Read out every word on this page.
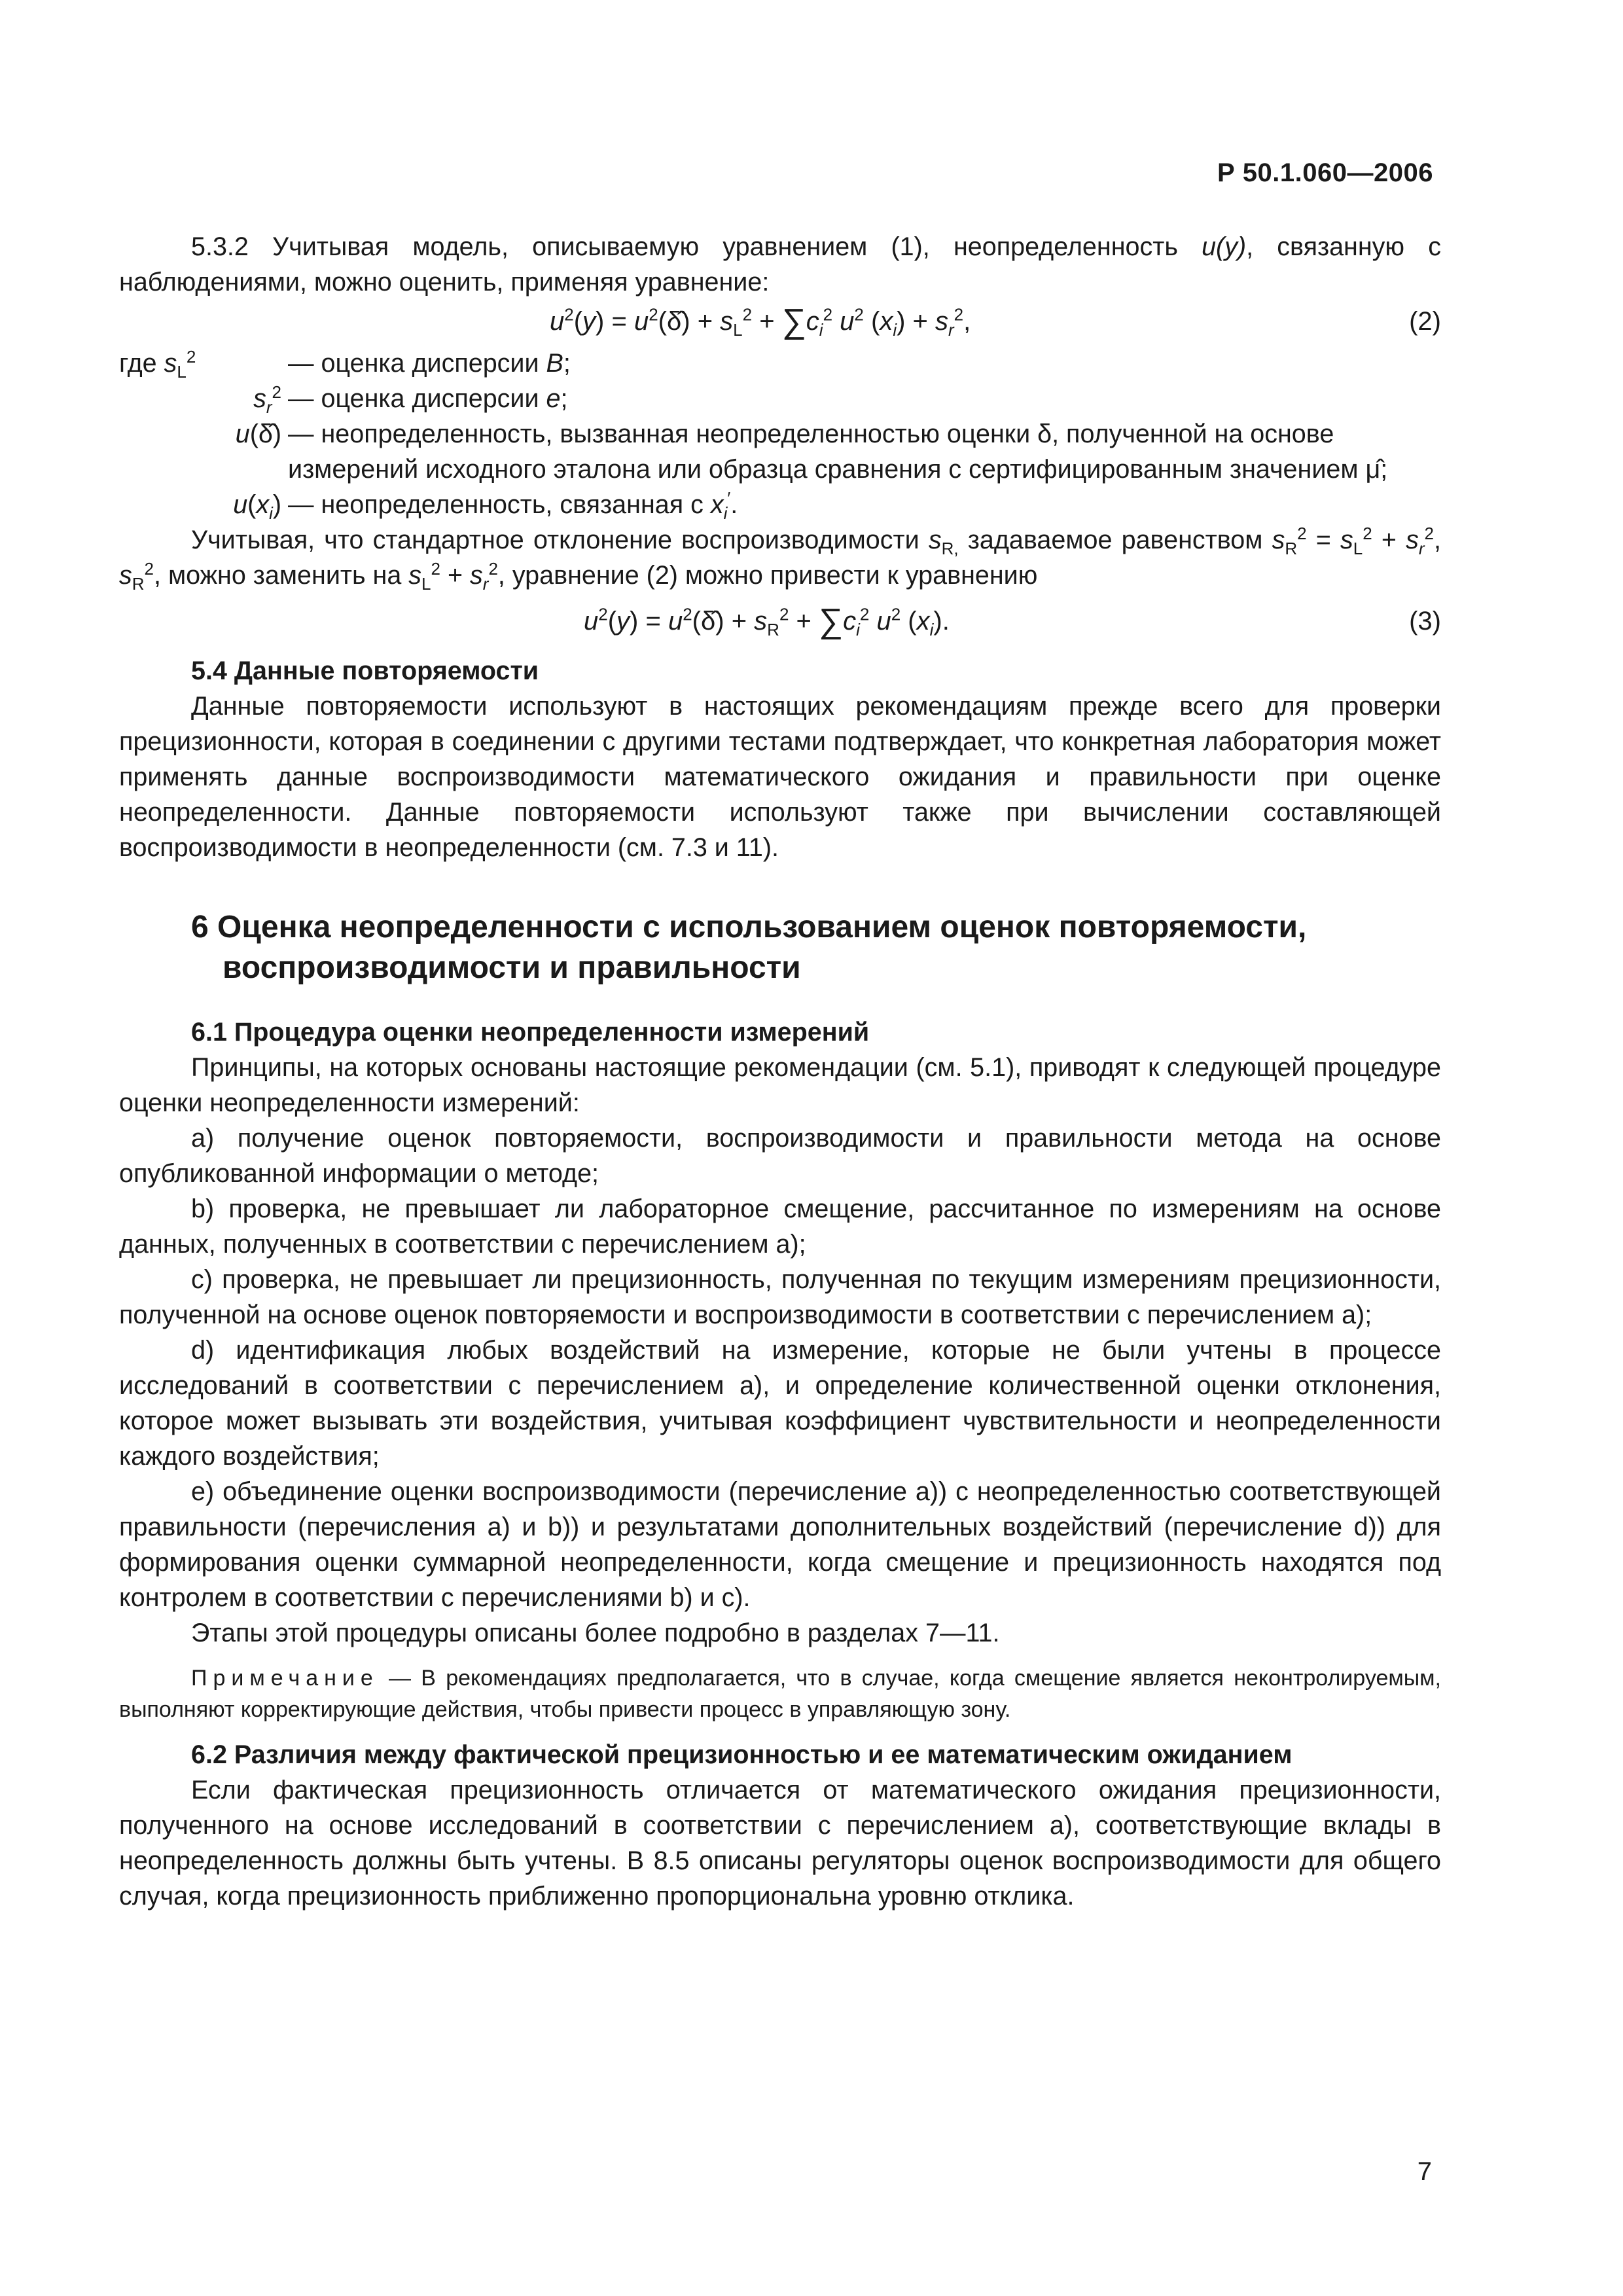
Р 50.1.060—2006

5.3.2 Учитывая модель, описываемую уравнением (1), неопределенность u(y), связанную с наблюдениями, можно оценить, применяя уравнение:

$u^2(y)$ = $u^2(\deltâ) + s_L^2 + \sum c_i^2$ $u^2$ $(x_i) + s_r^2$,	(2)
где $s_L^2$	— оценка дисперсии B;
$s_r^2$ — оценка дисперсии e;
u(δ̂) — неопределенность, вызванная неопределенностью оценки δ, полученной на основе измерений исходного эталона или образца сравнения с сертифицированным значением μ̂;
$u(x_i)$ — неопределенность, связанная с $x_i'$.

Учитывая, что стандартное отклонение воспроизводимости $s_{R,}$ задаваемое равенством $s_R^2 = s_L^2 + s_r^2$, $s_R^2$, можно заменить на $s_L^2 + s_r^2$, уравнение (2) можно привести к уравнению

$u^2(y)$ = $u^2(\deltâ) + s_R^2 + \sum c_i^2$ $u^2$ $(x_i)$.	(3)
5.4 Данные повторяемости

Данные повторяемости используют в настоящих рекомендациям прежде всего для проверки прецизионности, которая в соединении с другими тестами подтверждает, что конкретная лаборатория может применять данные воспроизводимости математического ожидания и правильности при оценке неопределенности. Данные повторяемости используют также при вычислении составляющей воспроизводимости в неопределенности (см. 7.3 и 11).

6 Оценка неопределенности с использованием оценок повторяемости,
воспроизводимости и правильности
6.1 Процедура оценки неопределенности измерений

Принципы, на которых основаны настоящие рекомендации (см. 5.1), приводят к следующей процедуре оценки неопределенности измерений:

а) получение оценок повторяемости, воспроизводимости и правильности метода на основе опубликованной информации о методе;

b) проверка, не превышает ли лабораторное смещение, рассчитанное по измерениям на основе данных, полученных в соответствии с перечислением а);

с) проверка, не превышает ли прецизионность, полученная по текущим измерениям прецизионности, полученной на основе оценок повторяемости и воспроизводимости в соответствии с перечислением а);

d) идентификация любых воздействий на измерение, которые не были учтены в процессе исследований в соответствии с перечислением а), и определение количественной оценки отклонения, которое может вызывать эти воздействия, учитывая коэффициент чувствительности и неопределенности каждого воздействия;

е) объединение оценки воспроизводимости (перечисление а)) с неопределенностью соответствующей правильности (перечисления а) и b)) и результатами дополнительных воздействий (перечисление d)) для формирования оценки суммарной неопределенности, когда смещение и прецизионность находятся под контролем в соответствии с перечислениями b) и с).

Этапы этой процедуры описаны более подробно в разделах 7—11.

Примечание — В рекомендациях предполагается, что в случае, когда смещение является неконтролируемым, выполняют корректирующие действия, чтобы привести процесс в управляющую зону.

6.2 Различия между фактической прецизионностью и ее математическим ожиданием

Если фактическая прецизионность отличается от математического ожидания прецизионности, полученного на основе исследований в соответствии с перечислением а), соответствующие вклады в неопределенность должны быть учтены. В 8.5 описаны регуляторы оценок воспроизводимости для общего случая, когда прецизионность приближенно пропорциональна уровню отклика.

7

Goal of the exercise: Exclude every picture and copy the remaining data exactly.

Complete answer:
Read out every word on this page.
Р 50.1.060—2006

5.3.2 Учитывая модель, описываемую уравнением (1), неопределенность u(y), связанную с наблюдениями, можно оценить, применяя уравнение:

$u^2(y)$ = $u^2(\deltâ) + s_L^2 + \sum c_i^2$ $u^2$ $(x_i) + s_r^2$,	(2)
где $s_L^2$	— оценка дисперсии B;
$s_r^2$ — оценка дисперсии e;
u(δ̂) — неопределенность, вызванная неопределенностью оценки δ, полученной на основе измерений исходного эталона или образца сравнения с сертифицированным значением μ̂;
$u(x_i)$ — неопределенность, связанная с $x_i'$.

Учитывая, что стандартное отклонение воспроизводимости $s_{R,}$ задаваемое равенством $s_R^2 = s_L^2 + s_r^2$, $s_R^2$, можно заменить на $s_L^2 + s_r^2$, уравнение (2) можно привести к уравнению

$u^2(y)$ = $u^2(\deltâ) + s_R^2 + \sum c_i^2$ $u^2$ $(x_i)$.	(3)
5.4 Данные повторяемости

Данные повторяемости используют в настоящих рекомендациям прежде всего для проверки прецизионности, которая в соединении с другими тестами подтверждает, что конкретная лаборатория может применять данные воспроизводимости математического ожидания и правильности при оценке неопределенности. Данные повторяемости используют также при вычислении составляющей воспроизводимости в неопределенности (см. 7.3 и 11).

6 Оценка неопределенности с использованием оценок повторяемости,
воспроизводимости и правильности
6.1 Процедура оценки неопределенности измерений

Принципы, на которых основаны настоящие рекомендации (см. 5.1), приводят к следующей процедуре оценки неопределенности измерений:

а) получение оценок повторяемости, воспроизводимости и правильности метода на основе опубликованной информации о методе;

b) проверка, не превышает ли лабораторное смещение, рассчитанное по измерениям на основе данных, полученных в соответствии с перечислением а);

с) проверка, не превышает ли прецизионность, полученная по текущим измерениям прецизионности, полученной на основе оценок повторяемости и воспроизводимости в соответствии с перечислением а);

d) идентификация любых воздействий на измерение, которые не были учтены в процессе исследований в соответствии с перечислением а), и определение количественной оценки отклонения, которое может вызывать эти воздействия, учитывая коэффициент чувствительности и неопределенности каждого воздействия;

е) объединение оценки воспроизводимости (перечисление а)) с неопределенностью соответствующей правильности (перечисления а) и b)) и результатами дополнительных воздействий (перечисление d)) для формирования оценки суммарной неопределенности, когда смещение и прецизионность находятся под контролем в соответствии с перечислениями b) и с).

Этапы этой процедуры описаны более подробно в разделах 7—11.

Примечание — В рекомендациях предполагается, что в случае, когда смещение является неконтролируемым, выполняют корректирующие действия, чтобы привести процесс в управляющую зону.

6.2 Различия между фактической прецизионностью и ее математическим ожиданием

Если фактическая прецизионность отличается от математического ожидания прецизионности, полученного на основе исследований в соответствии с перечислением а), соответствующие вклады в неопределенность должны быть учтены. В 8.5 описаны регуляторы оценок воспроизводимости для общего случая, когда прецизионность приближенно пропорциональна уровню отклика.

7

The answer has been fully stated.